== RAW DATA ==
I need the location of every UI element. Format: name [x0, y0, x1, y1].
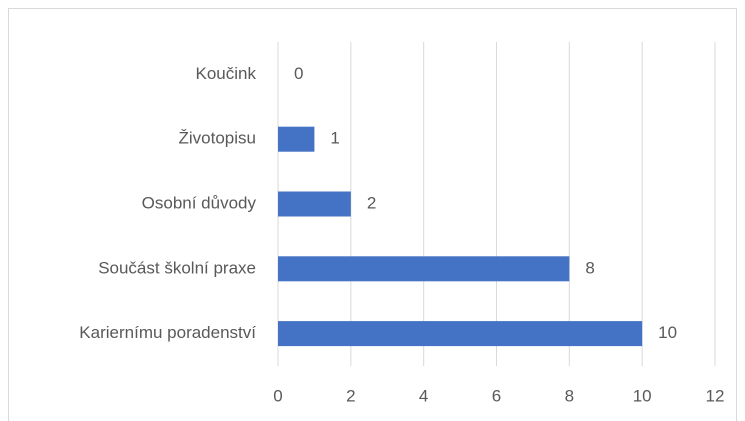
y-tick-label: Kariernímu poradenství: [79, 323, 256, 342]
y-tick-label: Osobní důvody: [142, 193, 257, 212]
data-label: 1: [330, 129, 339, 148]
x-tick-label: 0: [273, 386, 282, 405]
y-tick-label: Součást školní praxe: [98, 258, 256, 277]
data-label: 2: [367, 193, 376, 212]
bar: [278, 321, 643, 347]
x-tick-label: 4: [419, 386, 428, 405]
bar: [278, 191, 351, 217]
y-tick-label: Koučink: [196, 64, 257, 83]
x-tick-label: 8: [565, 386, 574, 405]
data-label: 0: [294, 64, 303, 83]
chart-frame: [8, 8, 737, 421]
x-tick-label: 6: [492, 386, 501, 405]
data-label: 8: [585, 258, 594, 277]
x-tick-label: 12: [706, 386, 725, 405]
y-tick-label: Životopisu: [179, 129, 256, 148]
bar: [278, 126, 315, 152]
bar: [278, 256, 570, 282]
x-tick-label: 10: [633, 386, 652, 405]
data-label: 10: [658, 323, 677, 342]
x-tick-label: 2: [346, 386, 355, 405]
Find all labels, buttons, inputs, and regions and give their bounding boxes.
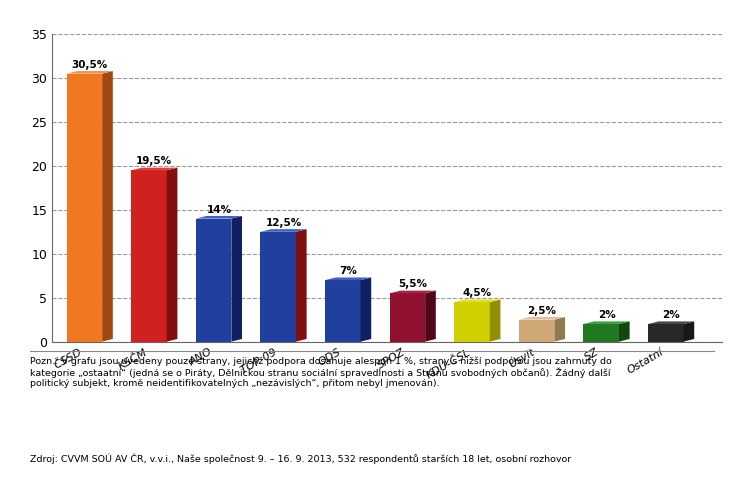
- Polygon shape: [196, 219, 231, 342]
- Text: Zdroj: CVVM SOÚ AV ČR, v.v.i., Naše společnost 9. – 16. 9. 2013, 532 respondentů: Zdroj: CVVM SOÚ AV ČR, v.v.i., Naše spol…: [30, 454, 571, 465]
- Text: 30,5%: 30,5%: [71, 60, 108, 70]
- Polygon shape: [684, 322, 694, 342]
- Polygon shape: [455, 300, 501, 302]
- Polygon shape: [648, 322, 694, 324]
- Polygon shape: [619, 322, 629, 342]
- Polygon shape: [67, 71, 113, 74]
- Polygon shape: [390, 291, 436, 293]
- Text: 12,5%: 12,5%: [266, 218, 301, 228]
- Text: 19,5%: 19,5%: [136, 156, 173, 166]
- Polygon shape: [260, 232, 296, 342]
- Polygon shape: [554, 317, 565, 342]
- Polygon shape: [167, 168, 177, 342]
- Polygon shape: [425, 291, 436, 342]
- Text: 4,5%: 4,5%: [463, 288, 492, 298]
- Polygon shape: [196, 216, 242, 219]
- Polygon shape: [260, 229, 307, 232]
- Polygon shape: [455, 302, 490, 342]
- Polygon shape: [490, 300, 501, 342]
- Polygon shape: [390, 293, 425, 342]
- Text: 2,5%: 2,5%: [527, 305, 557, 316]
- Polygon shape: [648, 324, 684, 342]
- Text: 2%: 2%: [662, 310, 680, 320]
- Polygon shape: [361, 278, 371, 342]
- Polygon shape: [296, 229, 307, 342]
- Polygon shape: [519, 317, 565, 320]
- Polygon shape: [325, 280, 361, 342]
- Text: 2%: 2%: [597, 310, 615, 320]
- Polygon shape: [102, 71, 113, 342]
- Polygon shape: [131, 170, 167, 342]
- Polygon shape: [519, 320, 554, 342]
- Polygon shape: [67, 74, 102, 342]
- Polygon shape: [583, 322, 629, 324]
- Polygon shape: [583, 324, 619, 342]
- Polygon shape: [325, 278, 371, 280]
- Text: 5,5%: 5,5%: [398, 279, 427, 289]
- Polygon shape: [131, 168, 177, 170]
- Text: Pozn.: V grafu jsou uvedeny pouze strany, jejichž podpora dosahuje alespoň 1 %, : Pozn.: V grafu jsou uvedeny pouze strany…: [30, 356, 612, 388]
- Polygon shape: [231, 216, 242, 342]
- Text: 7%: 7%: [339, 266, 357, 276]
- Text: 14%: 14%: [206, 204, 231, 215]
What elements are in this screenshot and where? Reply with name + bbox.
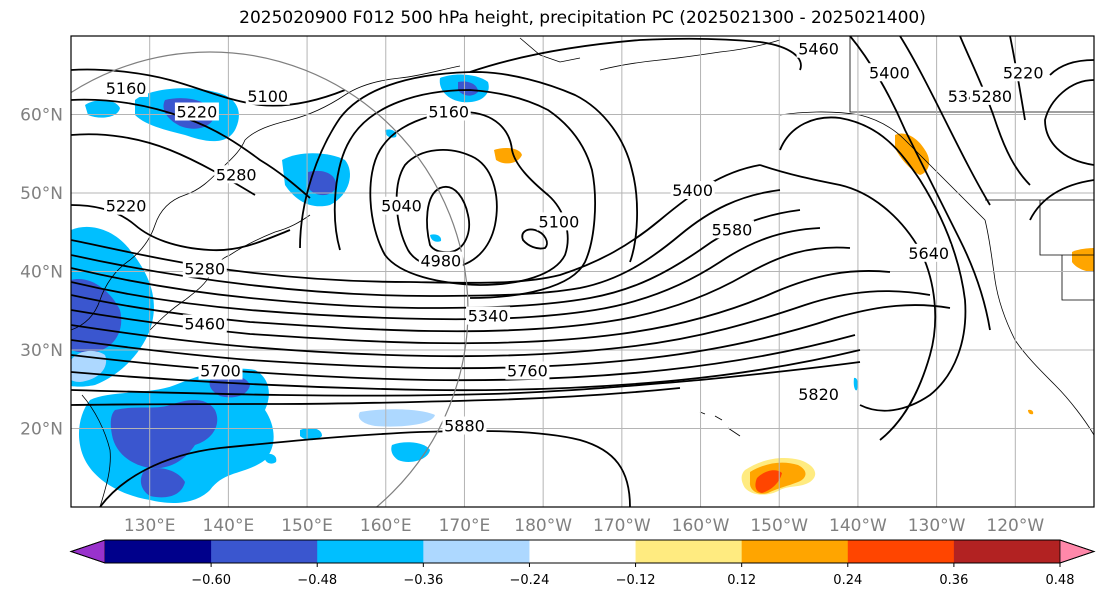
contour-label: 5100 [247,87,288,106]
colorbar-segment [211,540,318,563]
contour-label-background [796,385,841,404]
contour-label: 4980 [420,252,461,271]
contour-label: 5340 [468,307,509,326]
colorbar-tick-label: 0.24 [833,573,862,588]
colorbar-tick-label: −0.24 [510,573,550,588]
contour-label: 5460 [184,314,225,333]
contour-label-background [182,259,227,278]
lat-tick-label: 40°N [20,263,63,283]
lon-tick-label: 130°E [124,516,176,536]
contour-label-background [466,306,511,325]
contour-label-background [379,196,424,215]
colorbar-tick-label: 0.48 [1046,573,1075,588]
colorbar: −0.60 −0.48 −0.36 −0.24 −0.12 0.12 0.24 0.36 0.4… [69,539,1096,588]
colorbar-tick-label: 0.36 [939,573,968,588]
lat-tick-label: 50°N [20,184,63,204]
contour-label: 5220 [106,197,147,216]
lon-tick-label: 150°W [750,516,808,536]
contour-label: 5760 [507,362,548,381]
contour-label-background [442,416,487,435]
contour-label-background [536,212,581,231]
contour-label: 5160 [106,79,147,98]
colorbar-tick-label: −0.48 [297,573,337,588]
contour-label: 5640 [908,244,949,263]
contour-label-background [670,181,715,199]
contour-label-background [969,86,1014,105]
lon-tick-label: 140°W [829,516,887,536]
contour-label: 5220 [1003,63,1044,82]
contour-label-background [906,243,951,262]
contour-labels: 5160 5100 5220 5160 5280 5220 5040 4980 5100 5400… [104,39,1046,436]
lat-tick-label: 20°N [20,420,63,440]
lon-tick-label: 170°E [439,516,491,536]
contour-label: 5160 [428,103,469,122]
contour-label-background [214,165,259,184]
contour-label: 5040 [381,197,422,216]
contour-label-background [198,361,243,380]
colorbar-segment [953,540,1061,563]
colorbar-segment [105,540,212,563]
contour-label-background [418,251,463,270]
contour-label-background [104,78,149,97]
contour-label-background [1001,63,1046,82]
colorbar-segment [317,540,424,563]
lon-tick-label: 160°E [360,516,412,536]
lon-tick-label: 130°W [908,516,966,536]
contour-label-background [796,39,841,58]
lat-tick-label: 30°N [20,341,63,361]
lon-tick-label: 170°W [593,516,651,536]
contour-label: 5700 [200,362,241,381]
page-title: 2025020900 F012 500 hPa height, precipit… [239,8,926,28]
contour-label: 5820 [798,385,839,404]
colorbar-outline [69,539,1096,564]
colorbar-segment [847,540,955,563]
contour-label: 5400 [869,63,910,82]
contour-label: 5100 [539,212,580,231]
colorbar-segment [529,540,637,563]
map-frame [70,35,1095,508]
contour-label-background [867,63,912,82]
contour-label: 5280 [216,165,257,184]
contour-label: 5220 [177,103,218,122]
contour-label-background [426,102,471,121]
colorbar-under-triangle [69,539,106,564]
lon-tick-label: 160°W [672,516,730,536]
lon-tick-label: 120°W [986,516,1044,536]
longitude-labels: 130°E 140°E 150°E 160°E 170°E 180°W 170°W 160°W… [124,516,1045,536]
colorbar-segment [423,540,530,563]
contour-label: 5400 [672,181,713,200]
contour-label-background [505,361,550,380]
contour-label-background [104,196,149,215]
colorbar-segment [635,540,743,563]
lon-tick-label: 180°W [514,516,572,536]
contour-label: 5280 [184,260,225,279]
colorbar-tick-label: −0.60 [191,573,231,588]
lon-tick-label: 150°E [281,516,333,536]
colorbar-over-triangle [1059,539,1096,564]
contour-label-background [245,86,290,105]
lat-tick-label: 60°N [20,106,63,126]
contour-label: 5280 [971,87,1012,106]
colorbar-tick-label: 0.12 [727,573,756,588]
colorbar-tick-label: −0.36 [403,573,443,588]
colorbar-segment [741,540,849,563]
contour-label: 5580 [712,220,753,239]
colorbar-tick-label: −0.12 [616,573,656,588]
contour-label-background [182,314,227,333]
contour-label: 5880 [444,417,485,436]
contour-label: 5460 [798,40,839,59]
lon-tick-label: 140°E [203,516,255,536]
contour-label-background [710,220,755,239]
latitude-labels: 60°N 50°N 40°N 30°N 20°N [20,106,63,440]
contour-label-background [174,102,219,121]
===
▸ **WORK TO BE COMPLETED**:
Turn part of the records into a JSON list of strings, one string per line and no blank lines: begin at the line that contains "- Polygon shape: [196, 219, 231, 342]" and stop after the line that contains "- Text: 7%: 7%: [339, 266, 357, 276]".

▸ **WORKED SOLUTION**:
[
  "- Polygon shape: [196, 219, 231, 342]",
  "- Text: Zdroj: CVVM SOÚ AV ČR, v.v.i., Naše společnost 9. – 16. 9. 2013, 532 respondentů: Zdroj: CVVM SOÚ AV ČR, v.v.i., Naše spol…: [30, 454, 571, 465]",
  "- Text: 30,5%: 30,5%: [71, 60, 108, 70]",
  "- Polygon shape: [684, 322, 694, 342]",
  "- Polygon shape: [455, 300, 501, 302]",
  "- Polygon shape: [648, 322, 694, 324]",
  "- Polygon shape: [619, 322, 629, 342]",
  "- Polygon shape: [67, 71, 113, 74]",
  "- Polygon shape: [390, 291, 436, 293]",
  "- Text: 12,5%: 12,5%: [266, 218, 301, 228]",
  "- Text: 19,5%: 19,5%: [136, 156, 173, 166]",
  "- Polygon shape: [260, 232, 296, 342]",
  "- Polygon shape: [554, 317, 565, 342]",
  "- Polygon shape: [167, 168, 177, 342]",
  "- Polygon shape: [425, 291, 436, 342]",
  "- Text: 4,5%: 4,5%: [463, 288, 492, 298]",
  "- Polygon shape: [196, 216, 242, 219]",
  "- Polygon shape: [260, 229, 307, 232]",
  "- Polygon shape: [455, 302, 490, 342]",
  "- Polygon shape: [490, 300, 501, 342]",
  "- Polygon shape: [390, 293, 425, 342]",
  "- Text: 2,5%: 2,5%: [527, 305, 557, 316]",
  "- Polygon shape: [648, 324, 684, 342]",
  "- Text: 2%: 2%: [662, 310, 680, 320]",
  "- Polygon shape: [361, 278, 371, 342]",
  "- Polygon shape: [296, 229, 307, 342]",
  "- Polygon shape: [519, 317, 565, 320]",
  "- Polygon shape: [325, 280, 361, 342]",
  "- Text: 2%: 2%: [597, 310, 615, 320]",
  "- Polygon shape: [102, 71, 113, 342]",
  "- Polygon shape: [131, 170, 167, 342]",
  "- Polygon shape: [519, 320, 554, 342]",
  "- Polygon shape: [67, 74, 102, 342]",
  "- Polygon shape: [583, 322, 629, 324]",
  "- Polygon shape: [583, 324, 619, 342]",
  "- Polygon shape: [325, 278, 371, 280]",
  "- Text: 5,5%: 5,5%: [398, 279, 427, 289]",
  "- Polygon shape: [131, 168, 177, 170]",
  "- Text: Pozn.: V grafu jsou uvedeny pouze strany, jejichž podpora dosahuje alespoň 1 %, : Pozn.: V grafu jsou uvedeny pouze strany…: [30, 356, 612, 388]",
  "- Polygon shape: [231, 216, 242, 342]",
  "- Text: 7%: 7%: [339, 266, 357, 276]"
]